## DATA IN THIS EXERCISE
# # # #

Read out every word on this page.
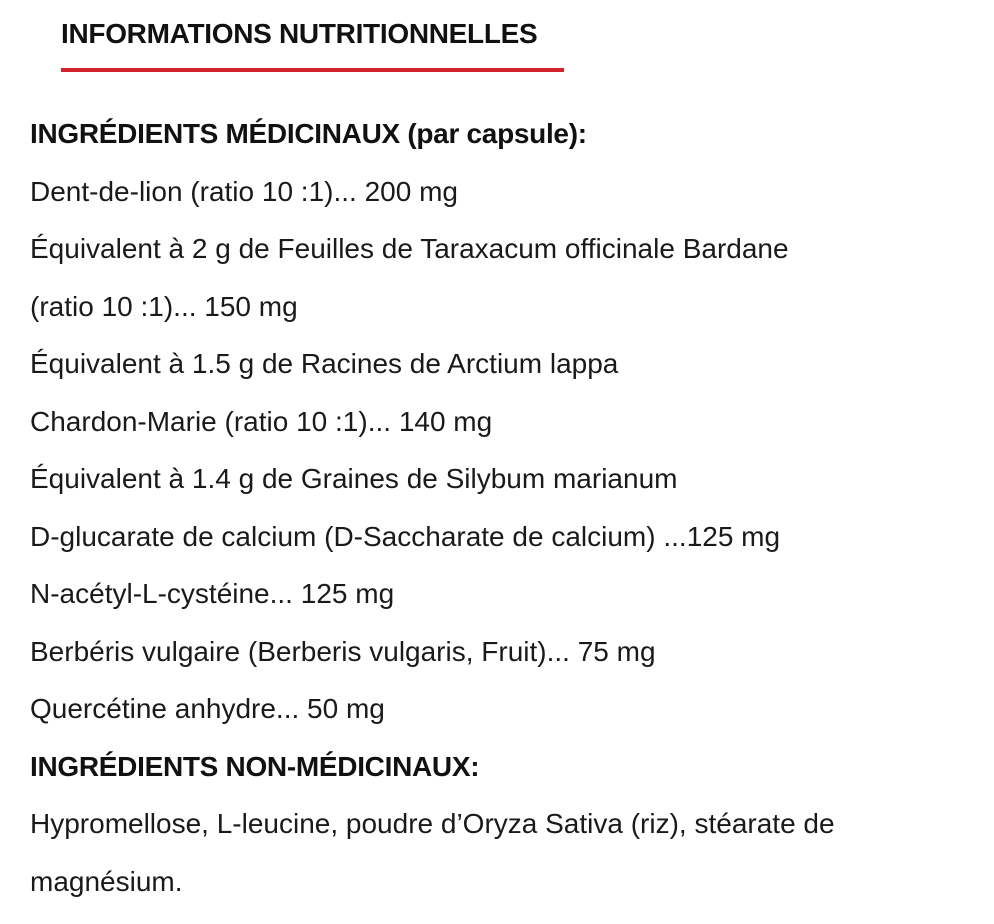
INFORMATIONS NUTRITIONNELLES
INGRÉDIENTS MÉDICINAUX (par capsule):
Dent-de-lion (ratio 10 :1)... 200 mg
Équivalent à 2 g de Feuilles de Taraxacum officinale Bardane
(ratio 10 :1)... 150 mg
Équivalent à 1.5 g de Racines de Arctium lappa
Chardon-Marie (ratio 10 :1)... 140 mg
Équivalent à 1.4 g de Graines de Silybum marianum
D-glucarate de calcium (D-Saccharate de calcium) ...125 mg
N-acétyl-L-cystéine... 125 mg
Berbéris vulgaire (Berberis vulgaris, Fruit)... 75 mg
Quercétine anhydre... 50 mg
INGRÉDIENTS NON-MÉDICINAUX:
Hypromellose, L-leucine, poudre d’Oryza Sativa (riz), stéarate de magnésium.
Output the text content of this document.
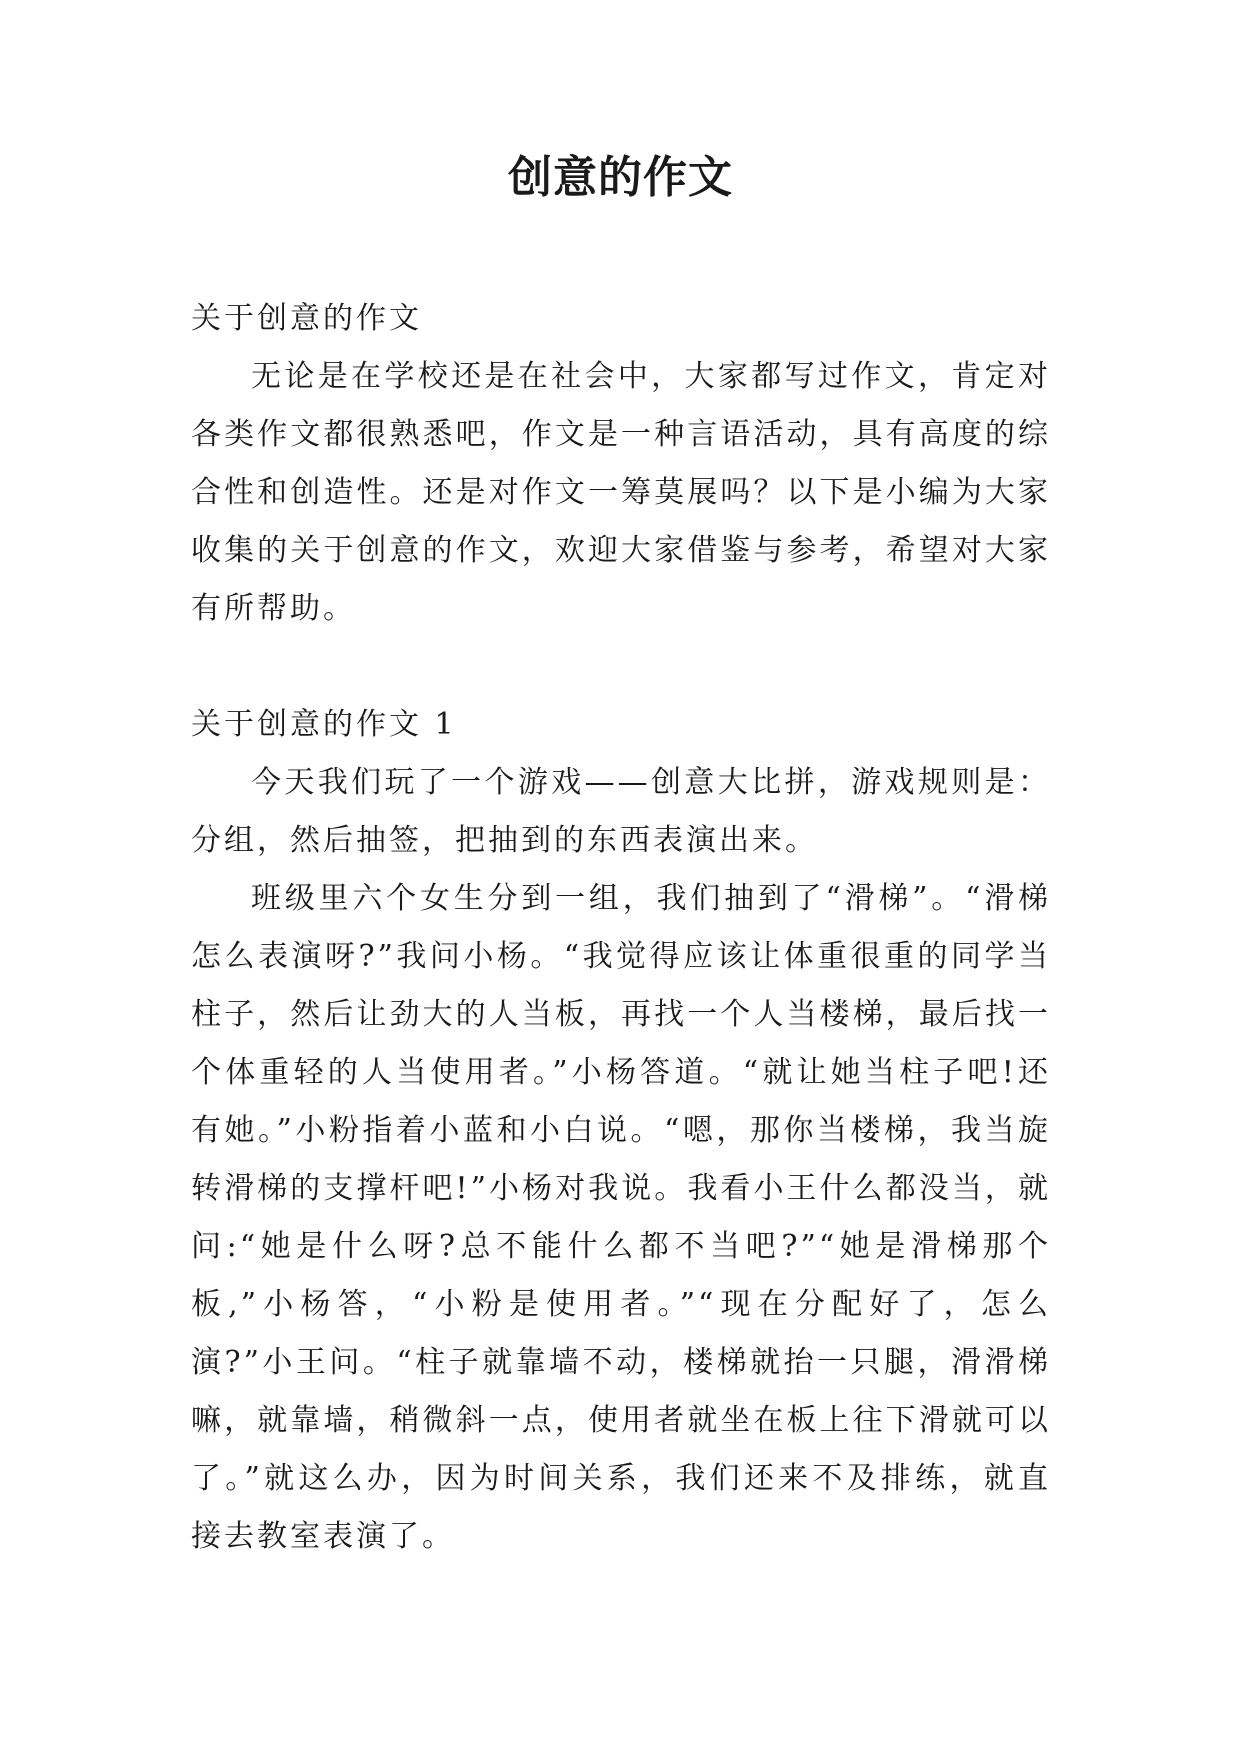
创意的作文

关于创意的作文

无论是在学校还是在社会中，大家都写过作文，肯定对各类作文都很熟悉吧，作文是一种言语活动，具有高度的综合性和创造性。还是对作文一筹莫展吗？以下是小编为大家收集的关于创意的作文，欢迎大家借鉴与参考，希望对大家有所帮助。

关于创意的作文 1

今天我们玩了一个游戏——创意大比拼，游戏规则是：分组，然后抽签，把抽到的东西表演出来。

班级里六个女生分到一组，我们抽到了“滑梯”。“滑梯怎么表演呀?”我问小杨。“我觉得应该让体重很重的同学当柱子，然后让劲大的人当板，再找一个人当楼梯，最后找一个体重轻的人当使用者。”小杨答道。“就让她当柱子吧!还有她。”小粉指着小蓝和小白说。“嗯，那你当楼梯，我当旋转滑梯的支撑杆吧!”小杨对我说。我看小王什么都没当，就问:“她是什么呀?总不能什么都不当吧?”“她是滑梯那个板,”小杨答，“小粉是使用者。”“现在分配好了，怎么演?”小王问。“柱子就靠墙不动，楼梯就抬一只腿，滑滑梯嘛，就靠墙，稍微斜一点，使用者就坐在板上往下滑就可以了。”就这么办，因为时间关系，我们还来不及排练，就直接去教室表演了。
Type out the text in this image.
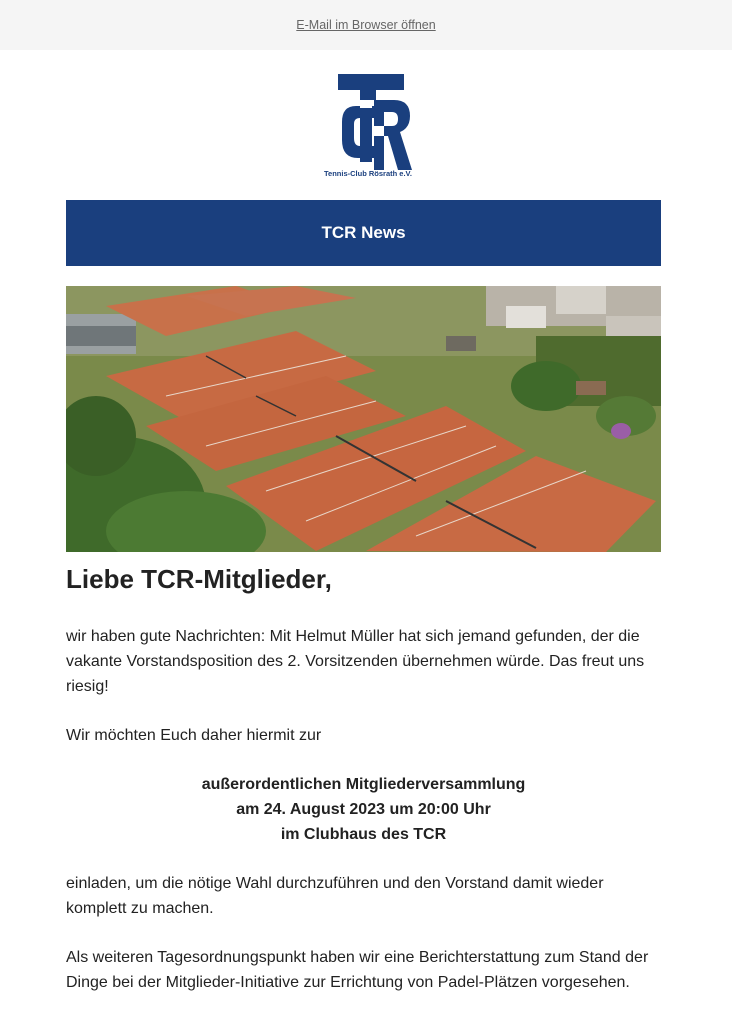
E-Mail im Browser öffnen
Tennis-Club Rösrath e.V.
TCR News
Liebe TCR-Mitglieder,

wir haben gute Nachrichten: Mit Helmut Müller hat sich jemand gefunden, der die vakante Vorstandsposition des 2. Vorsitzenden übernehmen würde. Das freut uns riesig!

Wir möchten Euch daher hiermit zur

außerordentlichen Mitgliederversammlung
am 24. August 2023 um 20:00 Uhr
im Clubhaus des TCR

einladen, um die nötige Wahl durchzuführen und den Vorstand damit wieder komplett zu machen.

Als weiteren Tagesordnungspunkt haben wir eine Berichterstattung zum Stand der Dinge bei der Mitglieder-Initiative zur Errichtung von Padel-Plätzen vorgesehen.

# # # #

## EXERCISE INSTRUCTIONS
Show all lines from the data above in which the word "ratio" appears.

## WRITTEN RESPONSE
Dent-de-lion (ratio 10 :1)... 200 mg
(ratio 10 :1)... 150 mg
Chardon-Marie (ratio 10 :1)... 140 mg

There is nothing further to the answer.